[Written problem]:
Report all lines holding "загальну".

# START OF Supplied entries

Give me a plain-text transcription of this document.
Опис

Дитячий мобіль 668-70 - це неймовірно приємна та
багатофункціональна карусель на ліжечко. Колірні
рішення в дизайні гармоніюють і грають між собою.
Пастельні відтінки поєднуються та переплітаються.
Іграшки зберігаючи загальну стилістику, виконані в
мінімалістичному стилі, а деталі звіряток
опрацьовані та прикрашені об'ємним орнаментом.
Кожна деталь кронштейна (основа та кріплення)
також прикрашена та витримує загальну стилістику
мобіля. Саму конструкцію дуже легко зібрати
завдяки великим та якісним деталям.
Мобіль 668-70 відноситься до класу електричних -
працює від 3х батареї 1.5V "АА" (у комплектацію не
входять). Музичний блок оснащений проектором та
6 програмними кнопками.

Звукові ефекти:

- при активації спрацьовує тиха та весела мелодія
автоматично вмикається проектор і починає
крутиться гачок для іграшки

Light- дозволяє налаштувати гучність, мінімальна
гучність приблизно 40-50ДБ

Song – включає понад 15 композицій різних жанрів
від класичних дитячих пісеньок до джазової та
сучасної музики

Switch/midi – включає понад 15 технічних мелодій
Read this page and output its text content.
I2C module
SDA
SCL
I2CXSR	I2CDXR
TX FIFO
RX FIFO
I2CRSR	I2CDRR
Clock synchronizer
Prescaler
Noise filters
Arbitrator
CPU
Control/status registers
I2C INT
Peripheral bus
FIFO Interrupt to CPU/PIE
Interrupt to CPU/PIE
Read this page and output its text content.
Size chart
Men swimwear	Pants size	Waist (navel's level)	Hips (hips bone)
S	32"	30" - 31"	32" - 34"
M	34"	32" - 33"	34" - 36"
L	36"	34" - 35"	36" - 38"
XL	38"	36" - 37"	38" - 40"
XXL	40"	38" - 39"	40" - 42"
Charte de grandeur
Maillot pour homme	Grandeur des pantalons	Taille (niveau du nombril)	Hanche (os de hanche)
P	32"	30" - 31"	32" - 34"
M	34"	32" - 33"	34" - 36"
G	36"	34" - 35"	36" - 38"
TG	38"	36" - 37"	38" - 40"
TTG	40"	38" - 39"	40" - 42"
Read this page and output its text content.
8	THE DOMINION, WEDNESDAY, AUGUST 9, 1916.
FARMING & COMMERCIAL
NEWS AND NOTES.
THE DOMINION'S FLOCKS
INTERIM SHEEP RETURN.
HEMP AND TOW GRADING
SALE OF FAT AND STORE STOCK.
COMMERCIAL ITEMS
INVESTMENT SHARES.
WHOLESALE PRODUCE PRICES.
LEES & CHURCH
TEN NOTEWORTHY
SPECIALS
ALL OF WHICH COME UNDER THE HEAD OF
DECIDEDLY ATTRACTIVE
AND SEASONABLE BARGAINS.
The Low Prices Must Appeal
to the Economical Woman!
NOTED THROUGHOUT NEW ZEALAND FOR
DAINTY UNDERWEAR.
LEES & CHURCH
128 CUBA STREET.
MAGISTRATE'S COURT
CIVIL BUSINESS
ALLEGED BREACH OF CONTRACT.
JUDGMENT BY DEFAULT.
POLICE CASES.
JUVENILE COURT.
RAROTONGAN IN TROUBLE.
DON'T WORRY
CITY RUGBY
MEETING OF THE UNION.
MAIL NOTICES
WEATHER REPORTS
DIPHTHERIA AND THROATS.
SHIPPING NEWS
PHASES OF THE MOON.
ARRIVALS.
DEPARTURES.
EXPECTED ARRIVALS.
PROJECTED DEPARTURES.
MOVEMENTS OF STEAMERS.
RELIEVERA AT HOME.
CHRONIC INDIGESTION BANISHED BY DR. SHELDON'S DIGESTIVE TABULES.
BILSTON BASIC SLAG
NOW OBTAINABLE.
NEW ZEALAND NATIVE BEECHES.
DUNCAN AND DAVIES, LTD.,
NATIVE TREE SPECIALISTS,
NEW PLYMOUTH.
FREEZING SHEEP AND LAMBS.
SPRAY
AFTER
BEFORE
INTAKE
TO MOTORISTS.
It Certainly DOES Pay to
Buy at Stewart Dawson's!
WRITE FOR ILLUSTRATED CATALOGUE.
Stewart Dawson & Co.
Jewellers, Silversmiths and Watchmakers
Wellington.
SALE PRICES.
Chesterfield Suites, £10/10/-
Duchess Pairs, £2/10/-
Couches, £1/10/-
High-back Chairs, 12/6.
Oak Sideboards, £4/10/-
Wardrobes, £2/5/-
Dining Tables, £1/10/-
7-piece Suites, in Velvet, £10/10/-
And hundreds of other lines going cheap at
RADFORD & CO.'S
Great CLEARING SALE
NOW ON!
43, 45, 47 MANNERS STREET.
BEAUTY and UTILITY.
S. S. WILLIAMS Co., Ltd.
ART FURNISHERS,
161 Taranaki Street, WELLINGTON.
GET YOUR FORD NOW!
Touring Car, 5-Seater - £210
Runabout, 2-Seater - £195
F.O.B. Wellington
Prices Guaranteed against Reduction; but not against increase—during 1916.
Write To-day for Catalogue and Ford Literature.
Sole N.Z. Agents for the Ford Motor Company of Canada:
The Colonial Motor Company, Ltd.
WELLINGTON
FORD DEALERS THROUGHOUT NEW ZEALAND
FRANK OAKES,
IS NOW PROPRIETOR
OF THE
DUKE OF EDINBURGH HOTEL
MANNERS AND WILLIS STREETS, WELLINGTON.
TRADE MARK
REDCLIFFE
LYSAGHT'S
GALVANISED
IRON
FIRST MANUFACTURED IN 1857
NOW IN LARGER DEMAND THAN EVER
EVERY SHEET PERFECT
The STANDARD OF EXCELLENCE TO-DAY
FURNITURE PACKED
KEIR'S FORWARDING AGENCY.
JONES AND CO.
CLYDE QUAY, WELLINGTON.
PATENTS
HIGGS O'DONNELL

# END OF Supplied entries

[Result]:
Іграшки зберігаючи загальну стилістику, виконані в
також прикрашена та витримує загальну стилістику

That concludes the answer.